-- start of Passage to read --

As both a professor and a pastor, I have the unique privilege and responsibility to preach God’s Word each week and to teach New Testament Greek at SES. My unique offering to students in this course is that I put the study of Greek into practice each week. In this way, it becomes a part of me, I am able to provide a clearer and more robust explanation of what God has said to His people, and I am able to demonstrate to students through actual passages of the Greek New Testament what learning the language can do for them.

Here’s a “for instance”: instead of only giving exercises to translate and require memory of paradigms (which I do both of the above, and more), I often walk students through a passage that I’ve studied recently for the pulpit and found numerous grammatical or linguistical nuggets. In this way, the students clearly see the cash value of studying the biblical languages. I urge the students each week to make this stuff work for them. “Get mileage out of it,” I tell them. During these times of demonstrating and walking them through the observations I’ve made are the times I see the light bulb go on for students and they began to get passionate about God’s Word. Studying the languages does this for us like no other course is capable of doing. Period.

-- end of Passage to read --
-- start of Extracted data --

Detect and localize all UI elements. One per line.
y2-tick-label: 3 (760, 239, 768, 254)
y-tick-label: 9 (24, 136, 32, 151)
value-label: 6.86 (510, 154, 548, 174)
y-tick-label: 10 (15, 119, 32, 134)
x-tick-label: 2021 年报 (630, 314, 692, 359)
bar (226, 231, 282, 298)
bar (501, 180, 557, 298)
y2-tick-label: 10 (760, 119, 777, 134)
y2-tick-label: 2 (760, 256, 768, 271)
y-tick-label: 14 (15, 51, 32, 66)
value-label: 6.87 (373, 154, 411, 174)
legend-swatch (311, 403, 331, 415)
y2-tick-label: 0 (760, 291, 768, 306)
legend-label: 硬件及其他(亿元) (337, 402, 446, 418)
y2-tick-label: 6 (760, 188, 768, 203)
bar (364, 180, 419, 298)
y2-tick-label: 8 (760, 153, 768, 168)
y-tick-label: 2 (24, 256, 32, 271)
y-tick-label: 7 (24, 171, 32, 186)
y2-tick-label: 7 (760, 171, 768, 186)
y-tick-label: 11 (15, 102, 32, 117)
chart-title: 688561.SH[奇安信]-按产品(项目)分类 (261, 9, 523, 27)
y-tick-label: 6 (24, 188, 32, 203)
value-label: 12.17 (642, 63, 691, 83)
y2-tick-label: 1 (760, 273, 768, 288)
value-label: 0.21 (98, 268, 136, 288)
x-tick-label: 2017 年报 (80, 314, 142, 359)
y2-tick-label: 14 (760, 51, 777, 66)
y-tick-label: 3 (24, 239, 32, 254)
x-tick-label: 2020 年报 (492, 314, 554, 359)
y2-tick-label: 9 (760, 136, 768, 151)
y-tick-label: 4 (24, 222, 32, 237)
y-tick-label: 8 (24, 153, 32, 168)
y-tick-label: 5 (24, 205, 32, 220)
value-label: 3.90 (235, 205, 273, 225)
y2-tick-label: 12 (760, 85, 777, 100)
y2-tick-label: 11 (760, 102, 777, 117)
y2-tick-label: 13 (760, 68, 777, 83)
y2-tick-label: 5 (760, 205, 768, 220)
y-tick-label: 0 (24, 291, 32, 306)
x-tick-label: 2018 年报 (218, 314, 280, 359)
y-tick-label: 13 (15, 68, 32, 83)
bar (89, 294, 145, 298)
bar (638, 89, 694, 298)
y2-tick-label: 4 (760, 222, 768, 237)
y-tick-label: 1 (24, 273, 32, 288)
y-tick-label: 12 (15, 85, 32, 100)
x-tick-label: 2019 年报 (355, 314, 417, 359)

-- end of Extracted data --

Requirement 1:
Answer these about the passage about teaching Greek:
(a) What language does the writer teach at SES?
(b) What does the writer often walk students through instead of only giving exercises?
(c) What phrase does the writer say to students to urge them to make the material work for them?
Requirement 2: Rewrite the passage about teaching Greek between "As both a professor" and "do for them.", inclusive, with "pastor" replaced by "minister".
Requirement 3: Please continue the passage about teaching Greek from where it stops.
The records have no connection to the passage about teaching Greek.

Task response 1:
(a) New Testament Greek.
(b) A passage the writer has studied recently for the pulpit.
(c) "Get mileage out of it."

Task response 2:
As both a professor and a minister, I have the unique privilege and responsibility to preach God’s Word each week and to teach New Testament Greek at SES. My unique offering to students in this course is that I put the study of Greek into practice each week. In this way, it becomes a part of me, I am able to provide a clearer and more robust explanation of what God has said to His people, and I am able to demonstrate to students through actual passages of the Greek New Testament what learning the language can do for them.

Task response 3:
So, why study the languages? We study the biblical languages in order to develop a fuller awareness of language so that ultimately, we better understand the meaning of the biblical text. We study the biblical languages to hear what God said, instead of what editorial boards or commentators say that God said (though the writings of both these entities is extremely important as well). We study the biblical languages in order to be able to give God’s Word to His people today in as fresh and forceful and clear a way as possible vis-à-vis God gave it to the prophets and apostles.

We have so many language tools at our disposal to the degree that there’s no excuse for not utilizing these in our lesson, devotion, and sermon preparation. One might argue that it is the very fact that we have so many electronic tools, etc., that we don’t need to study the languages. My counter-argument is that this fact – that we have so many tools – confirms the need for knowing the languages so that the students know what they’re looking at, what they’re seeing in these tools. Additionally, in order to keep ourselves from having the wool pulled over our eyes by cults, false teachers, or our own prejudices in interpretation, the languages are a necessity.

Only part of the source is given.